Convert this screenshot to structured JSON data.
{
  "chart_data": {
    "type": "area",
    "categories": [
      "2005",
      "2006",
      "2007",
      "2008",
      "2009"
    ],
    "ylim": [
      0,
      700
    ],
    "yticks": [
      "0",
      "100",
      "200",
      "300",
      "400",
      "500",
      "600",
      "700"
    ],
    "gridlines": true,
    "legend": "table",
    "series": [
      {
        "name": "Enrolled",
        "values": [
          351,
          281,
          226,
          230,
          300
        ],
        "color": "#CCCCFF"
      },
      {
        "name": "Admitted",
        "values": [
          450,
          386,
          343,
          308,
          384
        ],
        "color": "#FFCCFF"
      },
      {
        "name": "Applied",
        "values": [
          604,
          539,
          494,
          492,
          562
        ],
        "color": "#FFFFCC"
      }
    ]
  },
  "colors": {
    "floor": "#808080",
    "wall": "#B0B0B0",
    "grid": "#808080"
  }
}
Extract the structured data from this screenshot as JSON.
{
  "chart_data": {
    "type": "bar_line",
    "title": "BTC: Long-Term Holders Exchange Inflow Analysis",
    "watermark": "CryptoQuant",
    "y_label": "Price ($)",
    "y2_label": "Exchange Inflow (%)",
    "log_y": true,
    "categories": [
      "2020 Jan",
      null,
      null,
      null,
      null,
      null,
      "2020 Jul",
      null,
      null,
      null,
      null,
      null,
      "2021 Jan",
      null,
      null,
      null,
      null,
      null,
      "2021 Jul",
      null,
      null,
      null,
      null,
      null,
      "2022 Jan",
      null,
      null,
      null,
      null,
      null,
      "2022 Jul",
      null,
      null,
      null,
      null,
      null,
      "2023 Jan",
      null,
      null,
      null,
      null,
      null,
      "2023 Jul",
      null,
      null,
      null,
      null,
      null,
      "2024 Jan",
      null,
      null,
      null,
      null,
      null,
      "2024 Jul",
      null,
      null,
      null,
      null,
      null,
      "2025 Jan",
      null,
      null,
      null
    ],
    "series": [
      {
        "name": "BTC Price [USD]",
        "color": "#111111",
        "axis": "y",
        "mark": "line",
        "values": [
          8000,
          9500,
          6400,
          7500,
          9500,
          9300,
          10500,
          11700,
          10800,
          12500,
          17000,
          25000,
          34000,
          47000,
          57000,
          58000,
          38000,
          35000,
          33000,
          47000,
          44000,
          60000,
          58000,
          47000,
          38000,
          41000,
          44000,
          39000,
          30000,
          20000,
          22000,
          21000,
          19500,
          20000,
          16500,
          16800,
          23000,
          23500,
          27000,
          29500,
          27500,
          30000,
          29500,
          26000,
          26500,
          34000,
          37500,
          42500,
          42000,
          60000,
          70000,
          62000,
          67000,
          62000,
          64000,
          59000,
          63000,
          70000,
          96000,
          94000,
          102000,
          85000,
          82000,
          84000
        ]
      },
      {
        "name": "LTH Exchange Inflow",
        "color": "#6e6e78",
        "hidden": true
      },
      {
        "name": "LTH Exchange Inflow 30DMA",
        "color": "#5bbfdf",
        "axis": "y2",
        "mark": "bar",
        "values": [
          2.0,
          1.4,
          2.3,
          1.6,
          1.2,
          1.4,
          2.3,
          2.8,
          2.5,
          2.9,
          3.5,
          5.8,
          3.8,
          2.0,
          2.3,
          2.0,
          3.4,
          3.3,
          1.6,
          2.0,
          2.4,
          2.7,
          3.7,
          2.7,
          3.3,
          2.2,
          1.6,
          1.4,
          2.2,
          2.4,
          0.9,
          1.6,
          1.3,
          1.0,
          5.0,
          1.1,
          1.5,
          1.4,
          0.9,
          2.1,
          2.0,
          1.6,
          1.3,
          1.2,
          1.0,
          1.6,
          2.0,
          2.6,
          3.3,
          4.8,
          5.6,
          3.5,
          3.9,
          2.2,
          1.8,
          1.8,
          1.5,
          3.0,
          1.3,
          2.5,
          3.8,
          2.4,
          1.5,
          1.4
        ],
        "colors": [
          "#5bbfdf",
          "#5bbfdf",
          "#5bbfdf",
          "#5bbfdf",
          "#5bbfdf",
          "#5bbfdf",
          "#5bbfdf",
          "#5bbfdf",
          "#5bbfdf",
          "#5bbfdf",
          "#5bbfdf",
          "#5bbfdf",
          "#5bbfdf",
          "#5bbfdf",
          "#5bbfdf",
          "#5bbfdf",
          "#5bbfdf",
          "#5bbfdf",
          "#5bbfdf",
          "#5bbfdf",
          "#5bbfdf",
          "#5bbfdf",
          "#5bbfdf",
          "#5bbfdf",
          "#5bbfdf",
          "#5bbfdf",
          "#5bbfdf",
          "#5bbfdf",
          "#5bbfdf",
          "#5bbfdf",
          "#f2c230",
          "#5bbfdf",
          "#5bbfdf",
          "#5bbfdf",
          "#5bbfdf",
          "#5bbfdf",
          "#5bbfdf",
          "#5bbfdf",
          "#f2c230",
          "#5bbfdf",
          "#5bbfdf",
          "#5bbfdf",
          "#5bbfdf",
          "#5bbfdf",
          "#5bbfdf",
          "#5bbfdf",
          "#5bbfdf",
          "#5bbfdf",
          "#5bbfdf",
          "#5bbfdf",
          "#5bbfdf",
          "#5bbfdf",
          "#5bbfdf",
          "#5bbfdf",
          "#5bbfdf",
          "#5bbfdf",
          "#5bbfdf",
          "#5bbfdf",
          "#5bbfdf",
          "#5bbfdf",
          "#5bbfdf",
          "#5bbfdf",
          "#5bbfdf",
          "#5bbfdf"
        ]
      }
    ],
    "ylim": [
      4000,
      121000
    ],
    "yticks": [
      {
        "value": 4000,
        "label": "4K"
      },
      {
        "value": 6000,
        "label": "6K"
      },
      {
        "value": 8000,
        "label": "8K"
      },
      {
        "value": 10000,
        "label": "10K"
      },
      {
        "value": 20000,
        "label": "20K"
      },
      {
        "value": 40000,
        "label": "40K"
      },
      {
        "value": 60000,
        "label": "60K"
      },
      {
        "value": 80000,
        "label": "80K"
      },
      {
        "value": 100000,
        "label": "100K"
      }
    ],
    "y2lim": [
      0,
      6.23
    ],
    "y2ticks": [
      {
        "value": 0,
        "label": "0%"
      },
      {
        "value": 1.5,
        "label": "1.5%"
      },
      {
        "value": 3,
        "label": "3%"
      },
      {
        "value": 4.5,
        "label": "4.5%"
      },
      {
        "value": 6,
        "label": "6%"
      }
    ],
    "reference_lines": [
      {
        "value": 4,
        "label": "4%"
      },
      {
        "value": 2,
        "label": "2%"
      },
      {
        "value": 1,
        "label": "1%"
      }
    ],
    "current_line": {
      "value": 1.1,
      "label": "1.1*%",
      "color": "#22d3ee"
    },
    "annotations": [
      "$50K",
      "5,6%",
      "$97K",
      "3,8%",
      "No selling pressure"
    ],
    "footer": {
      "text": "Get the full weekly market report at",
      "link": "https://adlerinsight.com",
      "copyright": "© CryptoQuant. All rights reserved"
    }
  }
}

+--

## Task details
Transcribe all the entries, keeping each one exactly as it is.

## The result
Convert this screenshot to structured JSON data.
{
  "chart_data": {
    "type": "area",
    "categories": [
      "2005",
      "2006",
      "2007",
      "2008",
      "2009"
    ],
    "ylim": [
      0,
      700
    ],
    "yticks": [
      "0",
      "100",
      "200",
      "300",
      "400",
      "500",
      "600",
      "700"
    ],
    "gridlines": true,
    "legend": "table",
    "series": [
      {
        "name": "Enrolled",
        "values": [
          351,
          281,
          226,
          230,
          300
        ],
        "color": "#CCCCFF"
      },
      {
        "name": "Admitted",
        "values": [
          450,
          386,
          343,
          308,
          384
        ],
        "color": "#FFCCFF"
      },
      {
        "name": "Applied",
        "values": [
          604,
          539,
          494,
          492,
          562
        ],
        "color": "#FFFFCC"
      }
    ]
  },
  "colors": {
    "floor": "#808080",
    "wall": "#B0B0B0",
    "grid": "#808080"
  }
}
Extract the structured data from this screenshot as JSON.
{
  "chart_data": {
    "type": "bar_line",
    "title": "BTC: Long-Term Holders Exchange Inflow Analysis",
    "watermark": "CryptoQuant",
    "y_label": "Price ($)",
    "y2_label": "Exchange Inflow (%)",
    "log_y": true,
    "categories": [
      "2020 Jan",
      null,
      null,
      null,
      null,
      null,
      "2020 Jul",
      null,
      null,
      null,
      null,
      null,
      "2021 Jan",
      null,
      null,
      null,
      null,
      null,
      "2021 Jul",
      null,
      null,
      null,
      null,
      null,
      "2022 Jan",
      null,
      null,
      null,
      null,
      null,
      "2022 Jul",
      null,
      null,
      null,
      null,
      null,
      "2023 Jan",
      null,
      null,
      null,
      null,
      null,
      "2023 Jul",
      null,
      null,
      null,
      null,
      null,
      "2024 Jan",
      null,
      null,
      null,
      null,
      null,
      "2024 Jul",
      null,
      null,
      null,
      null,
      null,
      "2025 Jan",
      null,
      null,
      null
    ],
    "series": [
      {
        "name": "BTC Price [USD]",
        "color": "#111111",
        "axis": "y",
        "mark": "line",
        "values": [
          8000,
          9500,
          6400,
          7500,
          9500,
          9300,
          10500,
          11700,
          10800,
          12500,
          17000,
          25000,
          34000,
          47000,
          57000,
          58000,
          38000,
          35000,
          33000,
          47000,
          44000,
          60000,
          58000,
          47000,
          38000,
          41000,
          44000,
          39000,
          30000,
          20000,
          22000,
          21000,
          19500,
          20000,
          16500,
          16800,
          23000,
          23500,
          27000,
          29500,
          27500,
          30000,
          29500,
          26000,
          26500,
          34000,
          37500,
          42500,
          42000,
          60000,
          70000,
          62000,
          67000,
          62000,
          64000,
          59000,
          63000,
          70000,
          96000,
          94000,
          102000,
          85000,
          82000,
          84000
        ]
      },
      {
        "name": "LTH Exchange Inflow",
        "color": "#6e6e78",
        "hidden": true
      },
      {
        "name": "LTH Exchange Inflow 30DMA",
        "color": "#5bbfdf",
        "axis": "y2",
        "mark": "bar",
        "values": [
          2.0,
          1.4,
          2.3,
          1.6,
          1.2,
          1.4,
          2.3,
          2.8,
          2.5,
          2.9,
          3.5,
          5.8,
          3.8,
          2.0,
          2.3,
          2.0,
          3.4,
          3.3,
          1.6,
          2.0,
          2.4,
          2.7,
          3.7,
          2.7,
          3.3,
          2.2,
          1.6,
          1.4,
          2.2,
          2.4,
          0.9,
          1.6,
          1.3,
          1.0,
          5.0,
          1.1,
          1.5,
          1.4,
          0.9,
          2.1,
          2.0,
          1.6,
          1.3,
          1.2,
          1.0,
          1.6,
          2.0,
          2.6,
          3.3,
          4.8,
          5.6,
          3.5,
          3.9,
          2.2,
          1.8,
          1.8,
          1.5,
          3.0,
          1.3,
          2.5,
          3.8,
          2.4,
          1.5,
          1.4
        ],
        "colors": [
          "#5bbfdf",
          "#5bbfdf",
          "#5bbfdf",
          "#5bbfdf",
          "#5bbfdf",
          "#5bbfdf",
          "#5bbfdf",
          "#5bbfdf",
          "#5bbfdf",
          "#5bbfdf",
          "#5bbfdf",
          "#5bbfdf",
          "#5bbfdf",
          "#5bbfdf",
          "#5bbfdf",
          "#5bbfdf",
          "#5bbfdf",
          "#5bbfdf",
          "#5bbfdf",
          "#5bbfdf",
          "#5bbfdf",
          "#5bbfdf",
          "#5bbfdf",
          "#5bbfdf",
          "#5bbfdf",
          "#5bbfdf",
          "#5bbfdf",
          "#5bbfdf",
          "#5bbfdf",
          "#5bbfdf",
          "#f2c230",
          "#5bbfdf",
          "#5bbfdf",
          "#5bbfdf",
          "#5bbfdf",
          "#5bbfdf",
          "#5bbfdf",
          "#5bbfdf",
          "#f2c230",
          "#5bbfdf",
          "#5bbfdf",
          "#5bbfdf",
          "#5bbfdf",
          "#5bbfdf",
          "#5bbfdf",
          "#5bbfdf",
          "#5bbfdf",
          "#5bbfdf",
          "#5bbfdf",
          "#5bbfdf",
          "#5bbfdf",
          "#5bbfdf",
          "#5bbfdf",
          "#5bbfdf",
          "#5bbfdf",
          "#5bbfdf",
          "#5bbfdf",
          "#5bbfdf",
          "#5bbfdf",
          "#5bbfdf",
          "#5bbfdf",
          "#5bbfdf",
          "#5bbfdf",
          "#5bbfdf"
        ]
      }
    ],
    "ylim": [
      4000,
      121000
    ],
    "yticks": [
      {
        "value": 4000,
        "label": "4K"
      },
      {
        "value": 6000,
        "label": "6K"
      },
      {
        "value": 8000,
        "label": "8K"
      },
      {
        "value": 10000,
        "label": "10K"
      },
      {
        "value": 20000,
        "label": "20K"
      },
      {
        "value": 40000,
        "label": "40K"
      },
      {
        "value": 60000,
        "label": "60K"
      },
      {
        "value": 80000,
        "label": "80K"
      },
      {
        "value": 100000,
        "label": "100K"
      }
    ],
    "y2lim": [
      0,
      6.23
    ],
    "y2ticks": [
      {
        "value": 0,
        "label": "0%"
      },
      {
        "value": 1.5,
        "label": "1.5%"
      },
      {
        "value": 3,
        "label": "3%"
      },
      {
        "value": 4.5,
        "label": "4.5%"
      },
      {
        "value": 6,
        "label": "6%"
      }
    ],
    "reference_lines": [
      {
        "value": 4,
        "label": "4%"
      },
      {
        "value": 2,
        "label": "2%"
      },
      {
        "value": 1,
        "label": "1%"
      }
    ],
    "current_line": {
      "value": 1.1,
      "label": "1.1*%",
      "color": "#22d3ee"
    },
    "annotations": [
      "$50K",
      "5,6%",
      "$97K",
      "3,8%",
      "No selling pressure"
    ],
    "footer": {
      "text": "Get the full weekly market report at",
      "link": "https://adlerinsight.com",
      "copyright": "© CryptoQuant. All rights reserved"
    }
  }
}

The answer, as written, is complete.